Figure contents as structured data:
* * *
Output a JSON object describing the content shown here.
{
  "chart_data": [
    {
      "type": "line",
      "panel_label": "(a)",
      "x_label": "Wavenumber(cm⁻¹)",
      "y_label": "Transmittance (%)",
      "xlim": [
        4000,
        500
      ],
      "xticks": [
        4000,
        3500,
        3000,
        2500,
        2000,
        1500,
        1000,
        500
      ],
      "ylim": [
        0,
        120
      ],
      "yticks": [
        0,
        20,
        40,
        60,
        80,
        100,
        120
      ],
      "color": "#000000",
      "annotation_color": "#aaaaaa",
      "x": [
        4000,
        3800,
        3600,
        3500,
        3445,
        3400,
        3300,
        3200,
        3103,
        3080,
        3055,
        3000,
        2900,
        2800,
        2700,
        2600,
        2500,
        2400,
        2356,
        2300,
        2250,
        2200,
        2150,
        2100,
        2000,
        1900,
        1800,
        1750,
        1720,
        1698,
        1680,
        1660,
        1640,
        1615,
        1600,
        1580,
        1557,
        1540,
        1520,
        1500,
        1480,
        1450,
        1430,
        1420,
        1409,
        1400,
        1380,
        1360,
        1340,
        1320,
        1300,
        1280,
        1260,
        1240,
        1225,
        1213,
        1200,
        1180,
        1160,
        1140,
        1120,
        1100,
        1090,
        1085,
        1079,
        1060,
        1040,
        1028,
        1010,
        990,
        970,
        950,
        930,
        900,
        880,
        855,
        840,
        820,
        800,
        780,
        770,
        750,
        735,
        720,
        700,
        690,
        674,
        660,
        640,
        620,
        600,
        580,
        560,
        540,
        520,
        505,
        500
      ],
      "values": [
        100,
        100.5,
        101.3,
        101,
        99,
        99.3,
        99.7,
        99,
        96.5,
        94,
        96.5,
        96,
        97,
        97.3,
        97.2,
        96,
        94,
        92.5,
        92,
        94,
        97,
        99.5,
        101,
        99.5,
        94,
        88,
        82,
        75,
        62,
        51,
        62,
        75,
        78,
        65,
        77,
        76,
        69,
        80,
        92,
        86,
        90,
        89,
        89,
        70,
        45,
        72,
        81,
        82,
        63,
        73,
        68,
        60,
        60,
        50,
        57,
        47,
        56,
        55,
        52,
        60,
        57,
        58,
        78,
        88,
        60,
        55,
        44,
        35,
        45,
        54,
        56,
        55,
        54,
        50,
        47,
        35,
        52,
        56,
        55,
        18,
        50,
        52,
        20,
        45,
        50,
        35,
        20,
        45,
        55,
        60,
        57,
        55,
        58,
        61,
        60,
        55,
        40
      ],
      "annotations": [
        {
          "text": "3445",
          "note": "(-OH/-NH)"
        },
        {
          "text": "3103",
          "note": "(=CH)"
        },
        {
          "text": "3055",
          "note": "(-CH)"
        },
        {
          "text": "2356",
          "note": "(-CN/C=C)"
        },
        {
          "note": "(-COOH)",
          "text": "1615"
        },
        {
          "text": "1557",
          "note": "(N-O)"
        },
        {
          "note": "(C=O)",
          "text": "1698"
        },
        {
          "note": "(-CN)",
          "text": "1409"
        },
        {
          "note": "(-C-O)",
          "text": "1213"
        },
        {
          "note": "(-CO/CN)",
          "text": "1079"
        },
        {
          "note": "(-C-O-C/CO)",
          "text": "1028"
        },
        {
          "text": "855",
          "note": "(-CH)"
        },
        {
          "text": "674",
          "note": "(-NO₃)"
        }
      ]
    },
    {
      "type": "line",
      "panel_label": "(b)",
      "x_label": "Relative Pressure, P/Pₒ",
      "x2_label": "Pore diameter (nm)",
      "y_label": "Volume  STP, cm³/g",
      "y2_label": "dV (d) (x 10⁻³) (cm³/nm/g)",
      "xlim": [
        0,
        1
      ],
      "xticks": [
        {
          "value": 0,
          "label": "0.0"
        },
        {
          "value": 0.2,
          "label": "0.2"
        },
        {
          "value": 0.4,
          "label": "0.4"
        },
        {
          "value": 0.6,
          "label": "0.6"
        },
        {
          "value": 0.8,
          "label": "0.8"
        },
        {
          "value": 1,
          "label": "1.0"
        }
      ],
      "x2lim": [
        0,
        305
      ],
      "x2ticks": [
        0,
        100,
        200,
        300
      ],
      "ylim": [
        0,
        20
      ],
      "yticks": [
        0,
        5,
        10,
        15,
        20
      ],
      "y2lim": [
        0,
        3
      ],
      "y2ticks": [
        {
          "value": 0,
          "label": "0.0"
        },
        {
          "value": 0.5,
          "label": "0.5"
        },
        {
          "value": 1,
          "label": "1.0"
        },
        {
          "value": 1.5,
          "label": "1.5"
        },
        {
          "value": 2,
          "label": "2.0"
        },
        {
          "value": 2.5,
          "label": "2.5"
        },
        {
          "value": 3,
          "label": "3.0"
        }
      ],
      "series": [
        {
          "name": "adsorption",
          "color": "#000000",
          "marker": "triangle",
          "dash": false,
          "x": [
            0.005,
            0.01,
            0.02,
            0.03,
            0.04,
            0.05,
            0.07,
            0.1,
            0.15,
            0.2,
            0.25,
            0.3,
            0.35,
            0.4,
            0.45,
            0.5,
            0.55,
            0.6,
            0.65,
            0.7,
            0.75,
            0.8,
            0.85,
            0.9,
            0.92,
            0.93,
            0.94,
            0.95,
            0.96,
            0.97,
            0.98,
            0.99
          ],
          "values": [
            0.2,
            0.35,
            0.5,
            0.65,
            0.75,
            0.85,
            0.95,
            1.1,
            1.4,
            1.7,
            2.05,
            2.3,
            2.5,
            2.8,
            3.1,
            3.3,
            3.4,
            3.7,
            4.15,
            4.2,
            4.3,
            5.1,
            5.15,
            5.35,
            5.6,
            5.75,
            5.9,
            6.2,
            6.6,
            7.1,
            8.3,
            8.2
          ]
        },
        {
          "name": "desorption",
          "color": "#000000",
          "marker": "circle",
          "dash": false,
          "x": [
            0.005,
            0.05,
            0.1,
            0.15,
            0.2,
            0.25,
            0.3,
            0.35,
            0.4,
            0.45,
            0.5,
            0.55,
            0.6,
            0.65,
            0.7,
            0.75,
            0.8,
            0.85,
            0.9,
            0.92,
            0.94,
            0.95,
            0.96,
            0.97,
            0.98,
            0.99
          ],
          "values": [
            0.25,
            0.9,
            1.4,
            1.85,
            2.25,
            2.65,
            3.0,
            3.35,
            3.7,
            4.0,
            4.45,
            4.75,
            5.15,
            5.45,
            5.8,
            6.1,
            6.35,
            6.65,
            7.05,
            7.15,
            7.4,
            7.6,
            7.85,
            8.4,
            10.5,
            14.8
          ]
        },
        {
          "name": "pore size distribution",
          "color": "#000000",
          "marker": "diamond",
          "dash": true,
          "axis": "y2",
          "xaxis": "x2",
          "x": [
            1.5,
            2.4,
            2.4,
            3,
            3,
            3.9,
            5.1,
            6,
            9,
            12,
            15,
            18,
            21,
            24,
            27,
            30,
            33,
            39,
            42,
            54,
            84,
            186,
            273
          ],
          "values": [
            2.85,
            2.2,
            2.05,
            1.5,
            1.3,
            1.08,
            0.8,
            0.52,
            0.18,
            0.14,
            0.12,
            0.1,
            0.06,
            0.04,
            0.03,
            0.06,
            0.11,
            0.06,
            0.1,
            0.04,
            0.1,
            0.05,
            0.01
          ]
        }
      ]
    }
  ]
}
* * *
=== What is required ===
Would you write down every record again, exactly?

=== The completed task ===
Output a JSON object describing the content shown here.
{
  "chart_data": [
    {
      "type": "line",
      "panel_label": "(a)",
      "x_label": "Wavenumber(cm⁻¹)",
      "y_label": "Transmittance (%)",
      "xlim": [
        4000,
        500
      ],
      "xticks": [
        4000,
        3500,
        3000,
        2500,
        2000,
        1500,
        1000,
        500
      ],
      "ylim": [
        0,
        120
      ],
      "yticks": [
        0,
        20,
        40,
        60,
        80,
        100,
        120
      ],
      "color": "#000000",
      "annotation_color": "#aaaaaa",
      "x": [
        4000,
        3800,
        3600,
        3500,
        3445,
        3400,
        3300,
        3200,
        3103,
        3080,
        3055,
        3000,
        2900,
        2800,
        2700,
        2600,
        2500,
        2400,
        2356,
        2300,
        2250,
        2200,
        2150,
        2100,
        2000,
        1900,
        1800,
        1750,
        1720,
        1698,
        1680,
        1660,
        1640,
        1615,
        1600,
        1580,
        1557,
        1540,
        1520,
        1500,
        1480,
        1450,
        1430,
        1420,
        1409,
        1400,
        1380,
        1360,
        1340,
        1320,
        1300,
        1280,
        1260,
        1240,
        1225,
        1213,
        1200,
        1180,
        1160,
        1140,
        1120,
        1100,
        1090,
        1085,
        1079,
        1060,
        1040,
        1028,
        1010,
        990,
        970,
        950,
        930,
        900,
        880,
        855,
        840,
        820,
        800,
        780,
        770,
        750,
        735,
        720,
        700,
        690,
        674,
        660,
        640,
        620,
        600,
        580,
        560,
        540,
        520,
        505,
        500
      ],
      "values": [
        100,
        100.5,
        101.3,
        101,
        99,
        99.3,
        99.7,
        99,
        96.5,
        94,
        96.5,
        96,
        97,
        97.3,
        97.2,
        96,
        94,
        92.5,
        92,
        94,
        97,
        99.5,
        101,
        99.5,
        94,
        88,
        82,
        75,
        62,
        51,
        62,
        75,
        78,
        65,
        77,
        76,
        69,
        80,
        92,
        86,
        90,
        89,
        89,
        70,
        45,
        72,
        81,
        82,
        63,
        73,
        68,
        60,
        60,
        50,
        57,
        47,
        56,
        55,
        52,
        60,
        57,
        58,
        78,
        88,
        60,
        55,
        44,
        35,
        45,
        54,
        56,
        55,
        54,
        50,
        47,
        35,
        52,
        56,
        55,
        18,
        50,
        52,
        20,
        45,
        50,
        35,
        20,
        45,
        55,
        60,
        57,
        55,
        58,
        61,
        60,
        55,
        40
      ],
      "annotations": [
        {
          "text": "3445",
          "note": "(-OH/-NH)"
        },
        {
          "text": "3103",
          "note": "(=CH)"
        },
        {
          "text": "3055",
          "note": "(-CH)"
        },
        {
          "text": "2356",
          "note": "(-CN/C=C)"
        },
        {
          "note": "(-COOH)",
          "text": "1615"
        },
        {
          "text": "1557",
          "note": "(N-O)"
        },
        {
          "note": "(C=O)",
          "text": "1698"
        },
        {
          "note": "(-CN)",
          "text": "1409"
        },
        {
          "note": "(-C-O)",
          "text": "1213"
        },
        {
          "note": "(-CO/CN)",
          "text": "1079"
        },
        {
          "note": "(-C-O-C/CO)",
          "text": "1028"
        },
        {
          "text": "855",
          "note": "(-CH)"
        },
        {
          "text": "674",
          "note": "(-NO₃)"
        }
      ]
    },
    {
      "type": "line",
      "panel_label": "(b)",
      "x_label": "Relative Pressure, P/Pₒ",
      "x2_label": "Pore diameter (nm)",
      "y_label": "Volume  STP, cm³/g",
      "y2_label": "dV (d) (x 10⁻³) (cm³/nm/g)",
      "xlim": [
        0,
        1
      ],
      "xticks": [
        {
          "value": 0,
          "label": "0.0"
        },
        {
          "value": 0.2,
          "label": "0.2"
        },
        {
          "value": 0.4,
          "label": "0.4"
        },
        {
          "value": 0.6,
          "label": "0.6"
        },
        {
          "value": 0.8,
          "label": "0.8"
        },
        {
          "value": 1,
          "label": "1.0"
        }
      ],
      "x2lim": [
        0,
        305
      ],
      "x2ticks": [
        0,
        100,
        200,
        300
      ],
      "ylim": [
        0,
        20
      ],
      "yticks": [
        0,
        5,
        10,
        15,
        20
      ],
      "y2lim": [
        0,
        3
      ],
      "y2ticks": [
        {
          "value": 0,
          "label": "0.0"
        },
        {
          "value": 0.5,
          "label": "0.5"
        },
        {
          "value": 1,
          "label": "1.0"
        },
        {
          "value": 1.5,
          "label": "1.5"
        },
        {
          "value": 2,
          "label": "2.0"
        },
        {
          "value": 2.5,
          "label": "2.5"
        },
        {
          "value": 3,
          "label": "3.0"
        }
      ],
      "series": [
        {
          "name": "adsorption",
          "color": "#000000",
          "marker": "triangle",
          "dash": false,
          "x": [
            0.005,
            0.01,
            0.02,
            0.03,
            0.04,
            0.05,
            0.07,
            0.1,
            0.15,
            0.2,
            0.25,
            0.3,
            0.35,
            0.4,
            0.45,
            0.5,
            0.55,
            0.6,
            0.65,
            0.7,
            0.75,
            0.8,
            0.85,
            0.9,
            0.92,
            0.93,
            0.94,
            0.95,
            0.96,
            0.97,
            0.98,
            0.99
          ],
          "values": [
            0.2,
            0.35,
            0.5,
            0.65,
            0.75,
            0.85,
            0.95,
            1.1,
            1.4,
            1.7,
            2.05,
            2.3,
            2.5,
            2.8,
            3.1,
            3.3,
            3.4,
            3.7,
            4.15,
            4.2,
            4.3,
            5.1,
            5.15,
            5.35,
            5.6,
            5.75,
            5.9,
            6.2,
            6.6,
            7.1,
            8.3,
            8.2
          ]
        },
        {
          "name": "desorption",
          "color": "#000000",
          "marker": "circle",
          "dash": false,
          "x": [
            0.005,
            0.05,
            0.1,
            0.15,
            0.2,
            0.25,
            0.3,
            0.35,
            0.4,
            0.45,
            0.5,
            0.55,
            0.6,
            0.65,
            0.7,
            0.75,
            0.8,
            0.85,
            0.9,
            0.92,
            0.94,
            0.95,
            0.96,
            0.97,
            0.98,
            0.99
          ],
          "values": [
            0.25,
            0.9,
            1.4,
            1.85,
            2.25,
            2.65,
            3.0,
            3.35,
            3.7,
            4.0,
            4.45,
            4.75,
            5.15,
            5.45,
            5.8,
            6.1,
            6.35,
            6.65,
            7.05,
            7.15,
            7.4,
            7.6,
            7.85,
            8.4,
            10.5,
            14.8
          ]
        },
        {
          "name": "pore size distribution",
          "color": "#000000",
          "marker": "diamond",
          "dash": true,
          "axis": "y2",
          "xaxis": "x2",
          "x": [
            1.5,
            2.4,
            2.4,
            3,
            3,
            3.9,
            5.1,
            6,
            9,
            12,
            15,
            18,
            21,
            24,
            27,
            30,
            33,
            39,
            42,
            54,
            84,
            186,
            273
          ],
          "values": [
            2.85,
            2.2,
            2.05,
            1.5,
            1.3,
            1.08,
            0.8,
            0.52,
            0.18,
            0.14,
            0.12,
            0.1,
            0.06,
            0.04,
            0.03,
            0.06,
            0.11,
            0.06,
            0.1,
            0.04,
            0.1,
            0.05,
            0.01
          ]
        }
      ]
    }
  ]
}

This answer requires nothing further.